Written task:
Copy out the complete listing, word for word.

★ ★ ★ ★ ★

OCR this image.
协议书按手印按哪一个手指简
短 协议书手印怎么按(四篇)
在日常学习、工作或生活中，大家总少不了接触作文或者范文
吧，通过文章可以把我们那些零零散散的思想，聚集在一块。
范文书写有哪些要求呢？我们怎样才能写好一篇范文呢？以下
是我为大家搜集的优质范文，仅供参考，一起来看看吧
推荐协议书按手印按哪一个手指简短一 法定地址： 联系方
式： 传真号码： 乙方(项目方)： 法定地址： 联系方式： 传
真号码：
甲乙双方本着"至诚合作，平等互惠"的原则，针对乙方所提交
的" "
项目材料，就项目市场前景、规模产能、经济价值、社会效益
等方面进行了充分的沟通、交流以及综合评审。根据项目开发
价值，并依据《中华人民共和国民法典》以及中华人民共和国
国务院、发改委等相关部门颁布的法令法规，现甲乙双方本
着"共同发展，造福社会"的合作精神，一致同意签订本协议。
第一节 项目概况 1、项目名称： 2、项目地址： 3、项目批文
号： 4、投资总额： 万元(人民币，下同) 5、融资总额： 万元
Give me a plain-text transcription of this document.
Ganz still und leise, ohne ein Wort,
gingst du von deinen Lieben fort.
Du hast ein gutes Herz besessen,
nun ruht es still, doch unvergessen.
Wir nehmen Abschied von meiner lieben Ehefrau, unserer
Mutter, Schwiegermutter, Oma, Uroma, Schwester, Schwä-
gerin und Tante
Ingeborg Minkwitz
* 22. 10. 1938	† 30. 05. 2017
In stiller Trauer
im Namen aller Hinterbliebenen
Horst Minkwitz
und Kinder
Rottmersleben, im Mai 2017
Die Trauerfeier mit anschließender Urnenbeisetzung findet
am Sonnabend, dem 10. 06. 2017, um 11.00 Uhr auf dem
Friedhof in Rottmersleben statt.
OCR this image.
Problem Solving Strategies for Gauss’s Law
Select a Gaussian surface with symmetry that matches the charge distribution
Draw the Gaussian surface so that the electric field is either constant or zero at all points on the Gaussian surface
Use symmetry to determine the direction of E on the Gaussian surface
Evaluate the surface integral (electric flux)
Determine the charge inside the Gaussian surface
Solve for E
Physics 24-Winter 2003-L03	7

★ ★ ★ ★ ★

Full answer:
OCR this image.
协议书按手印按哪一个手指简
短 协议书手印怎么按(四篇)
在日常学习、工作或生活中，大家总少不了接触作文或者范文
吧，通过文章可以把我们那些零零散散的思想，聚集在一块。
范文书写有哪些要求呢？我们怎样才能写好一篇范文呢？以下
是我为大家搜集的优质范文，仅供参考，一起来看看吧
推荐协议书按手印按哪一个手指简短一 法定地址： 联系方
式： 传真号码： 乙方(项目方)： 法定地址： 联系方式： 传
真号码：
甲乙双方本着"至诚合作，平等互惠"的原则，针对乙方所提交
的" "
项目材料，就项目市场前景、规模产能、经济价值、社会效益
等方面进行了充分的沟通、交流以及综合评审。根据项目开发
价值，并依据《中华人民共和国民法典》以及中华人民共和国
国务院、发改委等相关部门颁布的法令法规，现甲乙双方本
着"共同发展，造福社会"的合作精神，一致同意签订本协议。
第一节 项目概况 1、项目名称： 2、项目地址： 3、项目批文
号： 4、投资总额： 万元(人民币，下同) 5、融资总额： 万元
Give me a plain-text transcription of this document.
Ganz still und leise, ohne ein Wort,
gingst du von deinen Lieben fort.
Du hast ein gutes Herz besessen,
nun ruht es still, doch unvergessen.
Wir nehmen Abschied von meiner lieben Ehefrau, unserer
Mutter, Schwiegermutter, Oma, Uroma, Schwester, Schwä-
gerin und Tante
Ingeborg Minkwitz
* 22. 10. 1938	† 30. 05. 2017
In stiller Trauer
im Namen aller Hinterbliebenen
Horst Minkwitz
und Kinder
Rottmersleben, im Mai 2017
Die Trauerfeier mit anschließender Urnenbeisetzung findet
am Sonnabend, dem 10. 06. 2017, um 11.00 Uhr auf dem
Friedhof in Rottmersleben statt.
OCR this image.
Problem Solving Strategies for Gauss’s Law
Select a Gaussian surface with symmetry that matches the charge distribution
Draw the Gaussian surface so that the electric field is either constant or zero at all points on the Gaussian surface
Use symmetry to determine the direction of E on the Gaussian surface
Evaluate the surface integral (electric flux)
Determine the charge inside the Gaussian surface
Solve for E
Physics 24-Winter 2003-L03	7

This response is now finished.